* Your objective *
Reproduce the material word for word; the images stay out.

* Records shown *

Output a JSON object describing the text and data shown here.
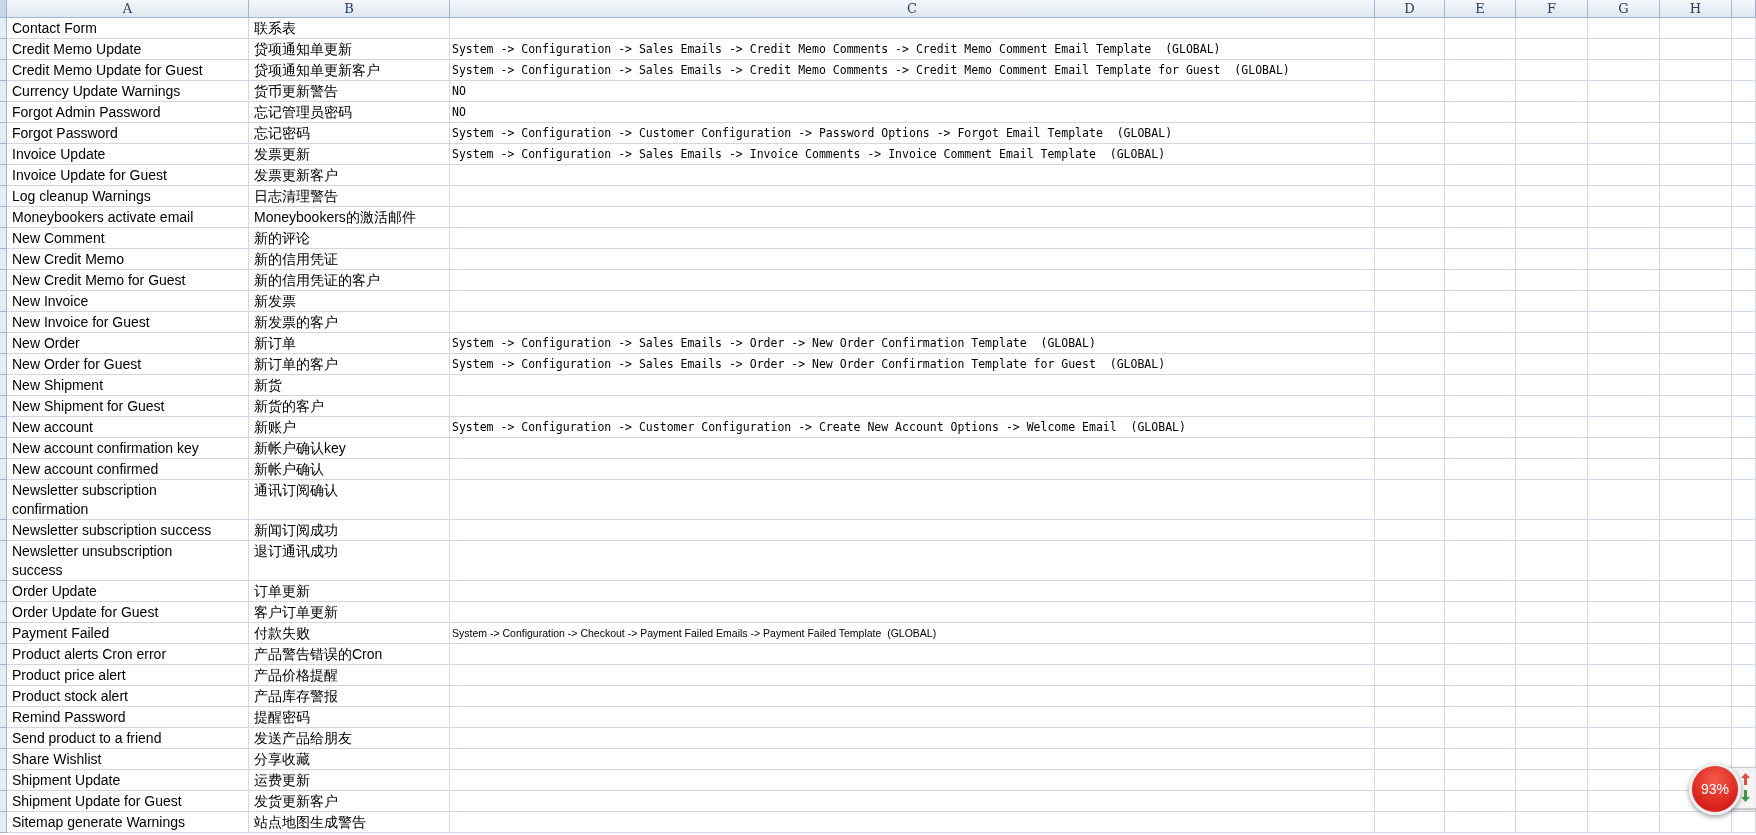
{
  "columns": [
    "A",
    "B",
    "C",
    "D",
    "E",
    "F",
    "G",
    "H"
  ],
  "rows": [
    {
      "a": "Contact Form",
      "b": "联系表"
    },
    {
      "a": "Credit Memo Update",
      "b": "贷项通知单更新",
      "c": {
        "text": "System -> Configuration -> Sales Emails -> Credit Memo Comments -> Credit Memo Comment Email Template  (GLOBAL)",
        "kind": "mono"
      }
    },
    {
      "a": "Credit Memo Update for Guest",
      "b": "贷项通知单更新客户",
      "c": {
        "text": "System -> Configuration -> Sales Emails -> Credit Memo Comments -> Credit Memo Comment Email Template for Guest  (GLOBAL)",
        "kind": "mono"
      }
    },
    {
      "a": "Currency Update Warnings",
      "b": "货币更新警告",
      "c": {
        "text": "NO",
        "kind": "mono"
      }
    },
    {
      "a": "Forgot Admin Password",
      "b": "忘记管理员密码",
      "c": {
        "text": "NO",
        "kind": "mono"
      }
    },
    {
      "a": "Forgot Password",
      "b": "忘记密码",
      "c": {
        "text": "System -> Configuration -> Customer Configuration -> Password Options -> Forgot Email Template  (GLOBAL)",
        "kind": "mono"
      }
    },
    {
      "a": "Invoice Update",
      "b": "发票更新",
      "c": {
        "text": "System -> Configuration -> Sales Emails -> Invoice Comments -> Invoice Comment Email Template  (GLOBAL)",
        "kind": "mono"
      }
    },
    {
      "a": "Invoice Update for Guest",
      "b": "发票更新客户"
    },
    {
      "a": "Log cleanup Warnings",
      "b": "日志清理警告"
    },
    {
      "a": "Moneybookers activate email",
      "b": "Moneybookers的激活邮件"
    },
    {
      "a": "New Comment",
      "b": "新的评论"
    },
    {
      "a": "New Credit Memo",
      "b": "新的信用凭证"
    },
    {
      "a": "New Credit Memo for Guest",
      "b": "新的信用凭证的客户"
    },
    {
      "a": "New Invoice",
      "b": "新发票"
    },
    {
      "a": "New Invoice for Guest",
      "b": "新发票的客户"
    },
    {
      "a": "New Order",
      "b": "新订单",
      "c": {
        "text": "System -> Configuration -> Sales Emails -> Order -> New Order Confirmation Template  (GLOBAL)",
        "kind": "mono"
      }
    },
    {
      "a": "New Order for Guest",
      "b": "新订单的客户",
      "c": {
        "text": "System -> Configuration -> Sales Emails -> Order -> New Order Confirmation Template for Guest  (GLOBAL)",
        "kind": "mono"
      }
    },
    {
      "a": "New Shipment",
      "b": "新货"
    },
    {
      "a": "New Shipment for Guest",
      "b": "新货的客户"
    },
    {
      "a": "New account",
      "b": "新账户",
      "c": {
        "text": "System -> Configuration -> Customer Configuration -> Create New Account Options -> Welcome Email  (GLOBAL)",
        "kind": "mono"
      }
    },
    {
      "a": "New account confirmation key",
      "b": "新帐户确认key"
    },
    {
      "a": "New account confirmed",
      "b": "新帐户确认"
    },
    {
      "a": "Newsletter subscription\nconfirmation",
      "b": "通讯订阅确认"
    },
    {
      "a": "Newsletter subscription success",
      "b": "新闻订阅成功"
    },
    {
      "a": "Newsletter unsubscription\nsuccess",
      "b": "退订通讯成功"
    },
    {
      "a": "Order Update",
      "b": "订单更新"
    },
    {
      "a": "Order Update for Guest",
      "b": "客户订单更新"
    },
    {
      "a": "Payment Failed",
      "b": "付款失败",
      "c": {
        "text": "System -> Configuration -> Checkout -> Payment Failed Emails -> Payment Failed Template  (GLOBAL)",
        "kind": "sans"
      }
    },
    {
      "a": "Product alerts Cron error",
      "b": "产品警告错误的Cron"
    },
    {
      "a": "Product price alert",
      "b": "产品价格提醒"
    },
    {
      "a": "Product stock alert",
      "b": "产品库存警报"
    },
    {
      "a": "Remind Password",
      "b": "提醒密码"
    },
    {
      "a": "Send product to a friend",
      "b": "发送产品给朋友"
    },
    {
      "a": "Share Wishlist",
      "b": "分享收藏"
    },
    {
      "a": "Shipment Update",
      "b": "运费更新"
    },
    {
      "a": "Shipment Update for Guest",
      "b": "发货更新客户"
    },
    {
      "a": "Sitemap generate Warnings",
      "b": "站点地图生成警告"
    }
  ],
  "zoom_badge": {
    "label": "93%"
  }
}
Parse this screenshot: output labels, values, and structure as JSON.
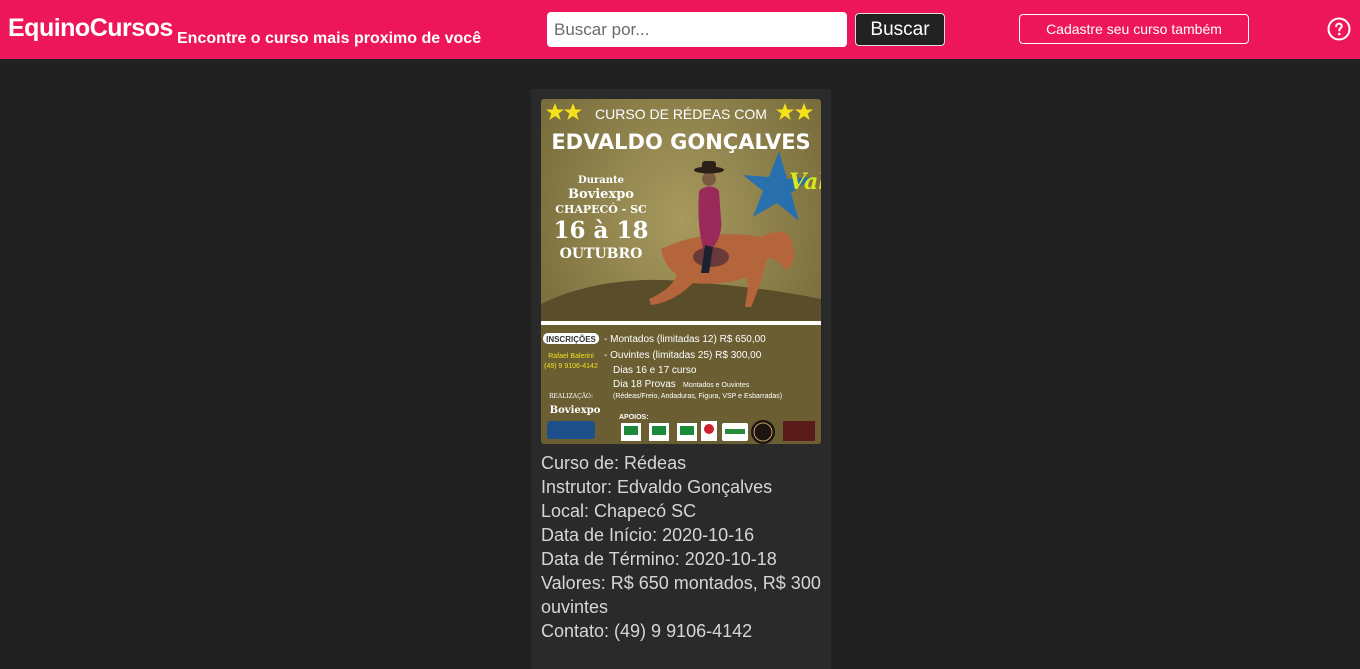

* Response *
Output a JSON object describing the text and data shown here.
{
  "columns": [
    "A",
    "B",
    "C",
    "D",
    "E",
    "F",
    "G",
    "H"
  ],
  "rows": [
    {
      "a": "Contact Form",
      "b": "联系表"
    },
    {
      "a": "Credit Memo Update",
      "b": "贷项通知单更新",
      "c": {
        "text": "System -> Configuration -> Sales Emails -> Credit Memo Comments -> Credit Memo Comment Email Template  (GLOBAL)",
        "kind": "mono"
      }
    },
    {
      "a": "Credit Memo Update for Guest",
      "b": "贷项通知单更新客户",
      "c": {
        "text": "System -> Configuration -> Sales Emails -> Credit Memo Comments -> Credit Memo Comment Email Template for Guest  (GLOBAL)",
        "kind": "mono"
      }
    },
    {
      "a": "Currency Update Warnings",
      "b": "货币更新警告",
      "c": {
        "text": "NO",
        "kind": "mono"
      }
    },
    {
      "a": "Forgot Admin Password",
      "b": "忘记管理员密码",
      "c": {
        "text": "NO",
        "kind": "mono"
      }
    },
    {
      "a": "Forgot Password",
      "b": "忘记密码",
      "c": {
        "text": "System -> Configuration -> Customer Configuration -> Password Options -> Forgot Email Template  (GLOBAL)",
        "kind": "mono"
      }
    },
    {
      "a": "Invoice Update",
      "b": "发票更新",
      "c": {
        "text": "System -> Configuration -> Sales Emails -> Invoice Comments -> Invoice Comment Email Template  (GLOBAL)",
        "kind": "mono"
      }
    },
    {
      "a": "Invoice Update for Guest",
      "b": "发票更新客户"
    },
    {
      "a": "Log cleanup Warnings",
      "b": "日志清理警告"
    },
    {
      "a": "Moneybookers activate email",
      "b": "Moneybookers的激活邮件"
    },
    {
      "a": "New Comment",
      "b": "新的评论"
    },
    {
      "a": "New Credit Memo",
      "b": "新的信用凭证"
    },
    {
      "a": "New Credit Memo for Guest",
      "b": "新的信用凭证的客户"
    },
    {
      "a": "New Invoice",
      "b": "新发票"
    },
    {
      "a": "New Invoice for Guest",
      "b": "新发票的客户"
    },
    {
      "a": "New Order",
      "b": "新订单",
      "c": {
        "text": "System -> Configuration -> Sales Emails -> Order -> New Order Confirmation Template  (GLOBAL)",
        "kind": "mono"
      }
    },
    {
      "a": "New Order for Guest",
      "b": "新订单的客户",
      "c": {
        "text": "System -> Configuration -> Sales Emails -> Order -> New Order Confirmation Template for Guest  (GLOBAL)",
        "kind": "mono"
      }
    },
    {
      "a": "New Shipment",
      "b": "新货"
    },
    {
      "a": "New Shipment for Guest",
      "b": "新货的客户"
    },
    {
      "a": "New account",
      "b": "新账户",
      "c": {
        "text": "System -> Configuration -> Customer Configuration -> Create New Account Options -> Welcome Email  (GLOBAL)",
        "kind": "mono"
      }
    },
    {
      "a": "New account confirmation key",
      "b": "新帐户确认key"
    },
    {
      "a": "New account confirmed",
      "b": "新帐户确认"
    },
    {
      "a": "Newsletter subscription\nconfirmation",
      "b": "通讯订阅确认"
    },
    {
      "a": "Newsletter subscription success",
      "b": "新闻订阅成功"
    },
    {
      "a": "Newsletter unsubscription\nsuccess",
      "b": "退订通讯成功"
    },
    {
      "a": "Order Update",
      "b": "订单更新"
    },
    {
      "a": "Order Update for Guest",
      "b": "客户订单更新"
    },
    {
      "a": "Payment Failed",
      "b": "付款失败",
      "c": {
        "text": "System -> Configuration -> Checkout -> Payment Failed Emails -> Payment Failed Template  (GLOBAL)",
        "kind": "sans"
      }
    },
    {
      "a": "Product alerts Cron error",
      "b": "产品警告错误的Cron"
    },
    {
      "a": "Product price alert",
      "b": "产品价格提醒"
    },
    {
      "a": "Product stock alert",
      "b": "产品库存警报"
    },
    {
      "a": "Remind Password",
      "b": "提醒密码"
    },
    {
      "a": "Send product to a friend",
      "b": "发送产品给朋友"
    },
    {
      "a": "Share Wishlist",
      "b": "分享收藏"
    },
    {
      "a": "Shipment Update",
      "b": "运费更新"
    },
    {
      "a": "Shipment Update for Guest",
      "b": "发货更新客户"
    },
    {
      "a": "Sitemap generate Warnings",
      "b": "站点地图生成警告"
    }
  ],
  "zoom_badge": {
    "label": "93%"
  }
}
Parse this screenshot: output labels, values, and structure as JSON.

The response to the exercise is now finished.